▶ [Exercise brief]:
Leave out the pictures and print only the lines from the one with "Decode this image" through the one with "Enumerate this screenshot's", exactly as they are.

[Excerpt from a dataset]
━━━━━━━━━━━━━━━━━━━━

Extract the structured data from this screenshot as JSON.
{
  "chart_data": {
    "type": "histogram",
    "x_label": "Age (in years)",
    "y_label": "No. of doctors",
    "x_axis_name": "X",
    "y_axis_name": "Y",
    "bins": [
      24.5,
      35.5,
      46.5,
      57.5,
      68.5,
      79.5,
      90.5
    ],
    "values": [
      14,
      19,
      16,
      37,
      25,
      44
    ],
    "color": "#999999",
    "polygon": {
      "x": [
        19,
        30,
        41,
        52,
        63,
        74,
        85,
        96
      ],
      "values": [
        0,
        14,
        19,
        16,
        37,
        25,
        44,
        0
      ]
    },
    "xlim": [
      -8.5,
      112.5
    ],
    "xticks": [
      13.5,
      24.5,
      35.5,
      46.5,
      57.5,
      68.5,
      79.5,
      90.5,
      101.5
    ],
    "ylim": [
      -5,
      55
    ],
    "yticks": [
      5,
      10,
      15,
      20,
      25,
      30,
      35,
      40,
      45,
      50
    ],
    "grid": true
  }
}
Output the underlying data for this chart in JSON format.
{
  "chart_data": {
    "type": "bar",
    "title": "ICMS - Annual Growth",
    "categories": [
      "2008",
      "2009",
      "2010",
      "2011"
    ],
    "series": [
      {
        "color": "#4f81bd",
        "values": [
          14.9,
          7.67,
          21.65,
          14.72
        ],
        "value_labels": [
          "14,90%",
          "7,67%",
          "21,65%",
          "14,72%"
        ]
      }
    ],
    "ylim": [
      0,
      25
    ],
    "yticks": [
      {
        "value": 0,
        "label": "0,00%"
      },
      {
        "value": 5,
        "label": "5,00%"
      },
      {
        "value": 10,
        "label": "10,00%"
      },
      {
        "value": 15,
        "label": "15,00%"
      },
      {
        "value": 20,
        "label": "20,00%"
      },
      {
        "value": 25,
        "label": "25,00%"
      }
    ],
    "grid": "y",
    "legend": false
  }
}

━━━━━━━━━━━━━━━━━━━━

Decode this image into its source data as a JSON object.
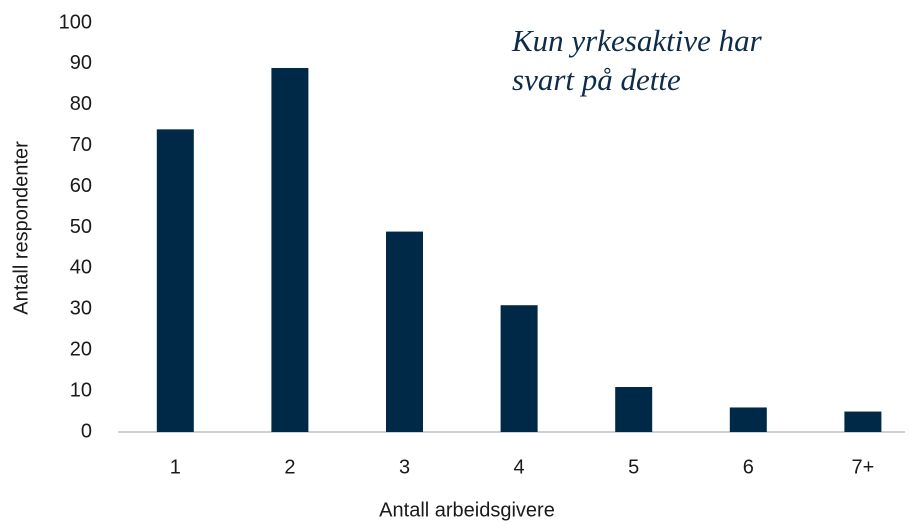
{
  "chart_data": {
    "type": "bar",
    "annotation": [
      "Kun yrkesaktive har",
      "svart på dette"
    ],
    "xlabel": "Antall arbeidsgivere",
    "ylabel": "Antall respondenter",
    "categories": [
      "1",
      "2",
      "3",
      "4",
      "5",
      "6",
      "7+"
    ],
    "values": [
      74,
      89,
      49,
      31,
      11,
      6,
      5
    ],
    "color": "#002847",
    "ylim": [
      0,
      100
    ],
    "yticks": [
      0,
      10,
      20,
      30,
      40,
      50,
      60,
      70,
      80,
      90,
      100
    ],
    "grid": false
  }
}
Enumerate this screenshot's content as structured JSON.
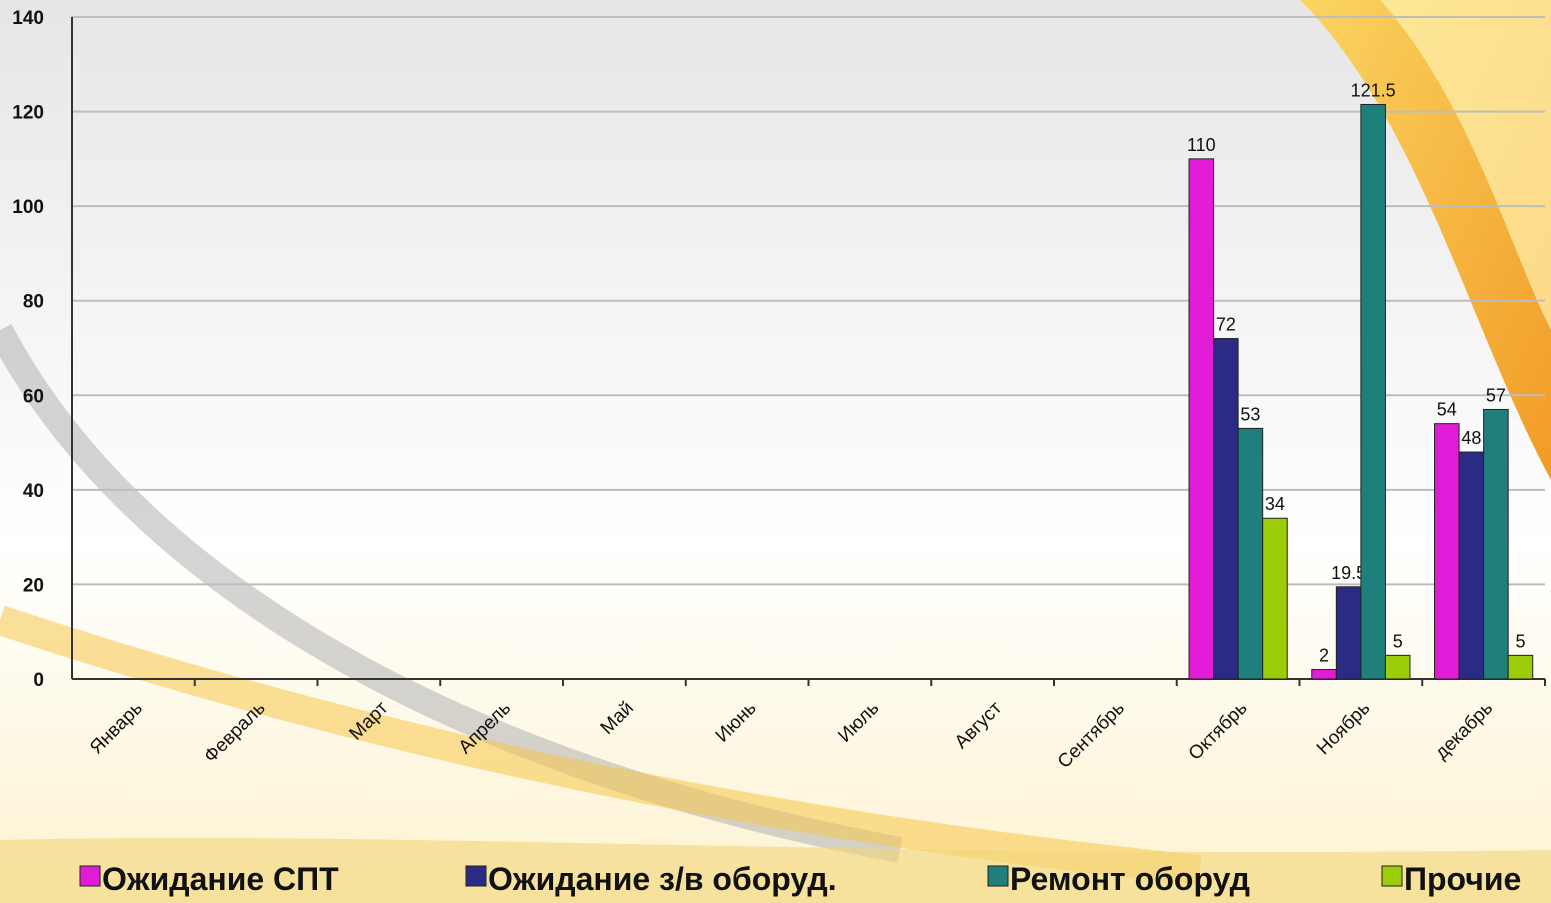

━━━━━━━━━━━━━━━━━━━━

▶ [Answer for the task]:
Decode this image into its source data as a JSON object.
{
  "chart_data": {
    "type": "bar",
    "annotation": [
      "Kun yrkesaktive har",
      "svart på dette"
    ],
    "xlabel": "Antall arbeidsgivere",
    "ylabel": "Antall respondenter",
    "categories": [
      "1",
      "2",
      "3",
      "4",
      "5",
      "6",
      "7+"
    ],
    "values": [
      74,
      89,
      49,
      31,
      11,
      6,
      5
    ],
    "color": "#002847",
    "ylim": [
      0,
      100
    ],
    "yticks": [
      0,
      10,
      20,
      30,
      40,
      50,
      60,
      70,
      80,
      90,
      100
    ],
    "grid": false
  }
}
Enumerate this screenshot's content as structured JSON.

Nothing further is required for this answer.